Dataset records
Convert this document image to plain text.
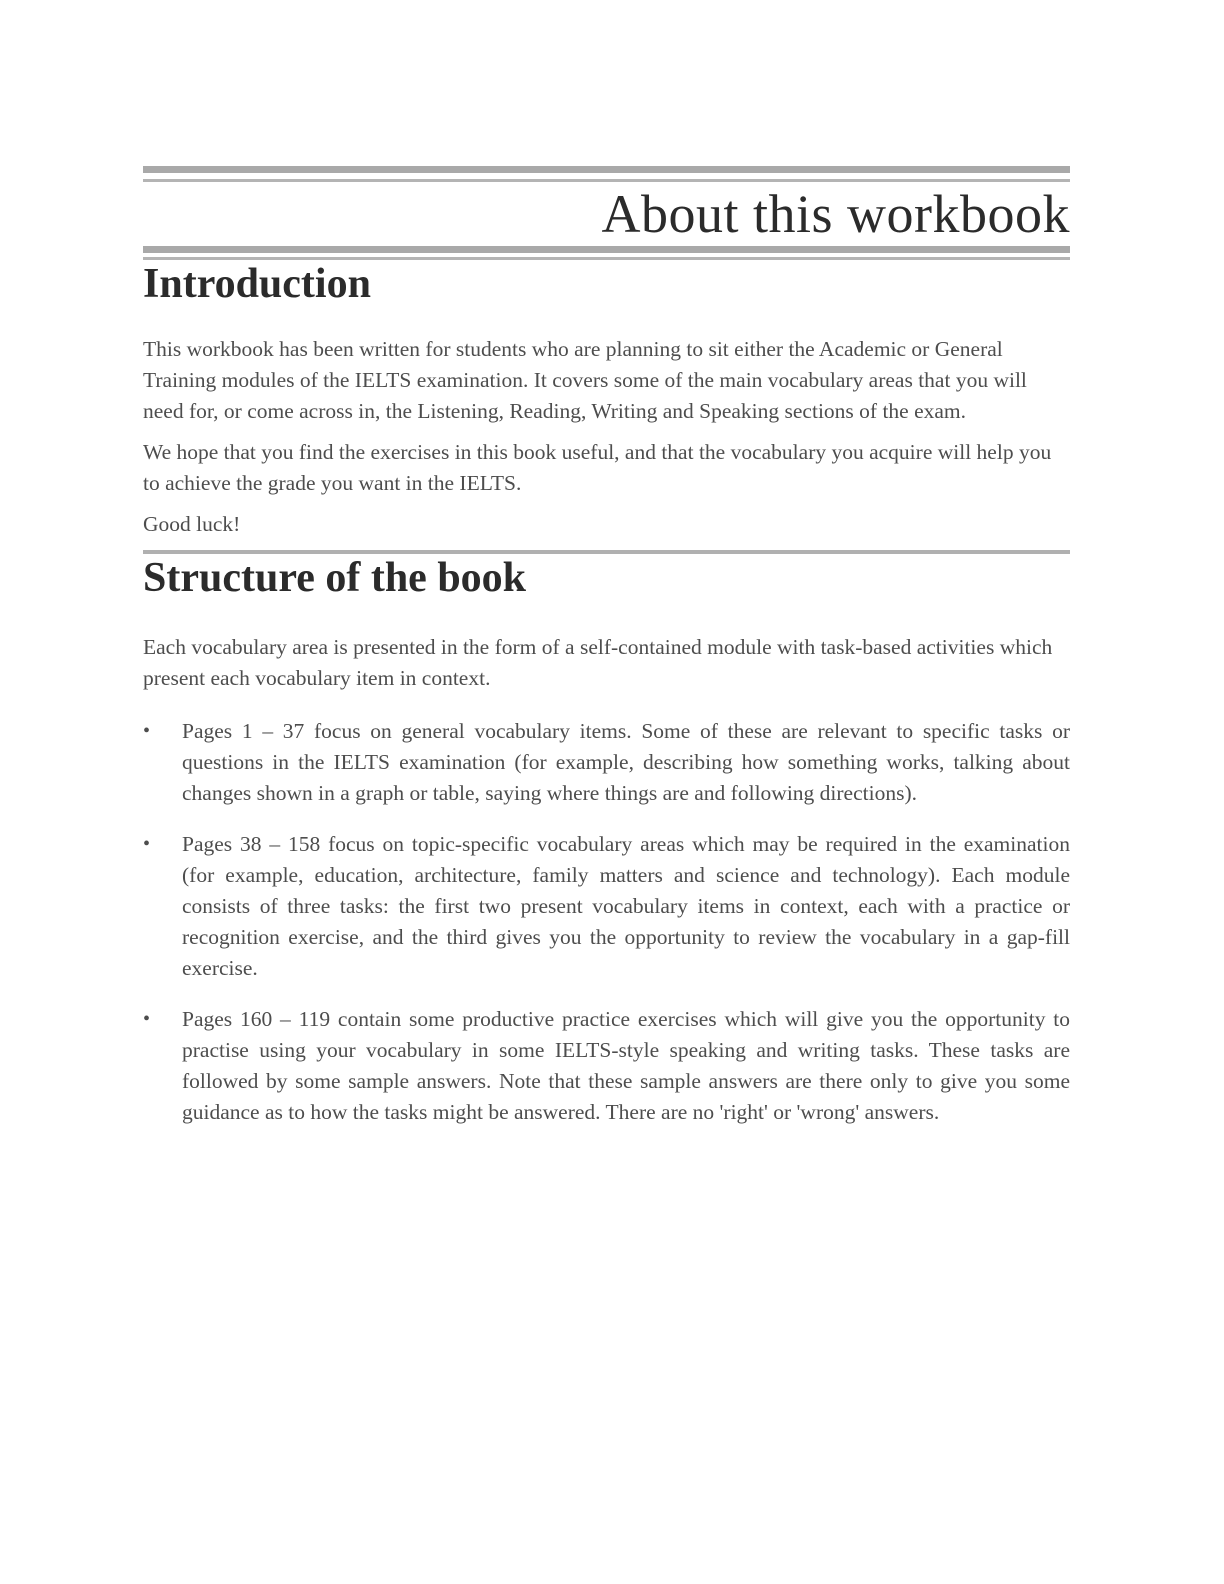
About this workbook
Introduction

This workbook has been written for students who are planning to sit either the Academic or General Training modules of the IELTS examination. It covers some of the main vocabulary areas that you will need for, or come across in, the Listening, Reading, Writing and Speaking sections of the exam.

We hope that you find the exercises in this book useful, and that the vocabulary you acquire will help you to achieve the grade you want in the IELTS.

Good luck!

Structure of the book

Each vocabulary area is presented in the form of a self-contained module with task-based activities which present each vocabulary item in context.

•	Pages 1 – 37 focus on general vocabulary items. Some of these are relevant to specific tasks or questions in the IELTS examination (for example, describing how something works, talking about changes shown in a graph or table, saying where things are and following directions).
•	Pages 38 – 158 focus on topic-specific vocabulary areas which may be required in the examination (for example, education, architecture, family matters and science and technology). Each module consists of three tasks: the first two present vocabulary items in context, each with a practice or recognition exercise, and the third gives you the opportunity to review the vocabulary in a gap-fill exercise.
•	Pages 160 – 119 contain some productive practice exercises which will give you the opportunity to practise using your vocabulary in some IELTS-style speaking and writing tasks. These tasks are followed by some sample answers. Note that these sample answers are there only to give you some guidance as to how the tasks might be answered. There are no 'right' or 'wrong' answers.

REQUEST: Identify and extract each line of the listing that contains "with".

OUTPUT OF THE EXERCISE:
Each vocabulary area is presented in the form of a self-contained module with task-based activities which present each vocabulary item in context.
•	Pages 38 – 158 focus on topic-specific vocabulary areas which may be required in the examination (for example, education, architecture, family matters and science and technology). Each module consists of three tasks: the first two present vocabulary items in context, each with a practice or recognition exercise, and the third gives you the opportunity to review the vocabulary in a gap-fill exercise.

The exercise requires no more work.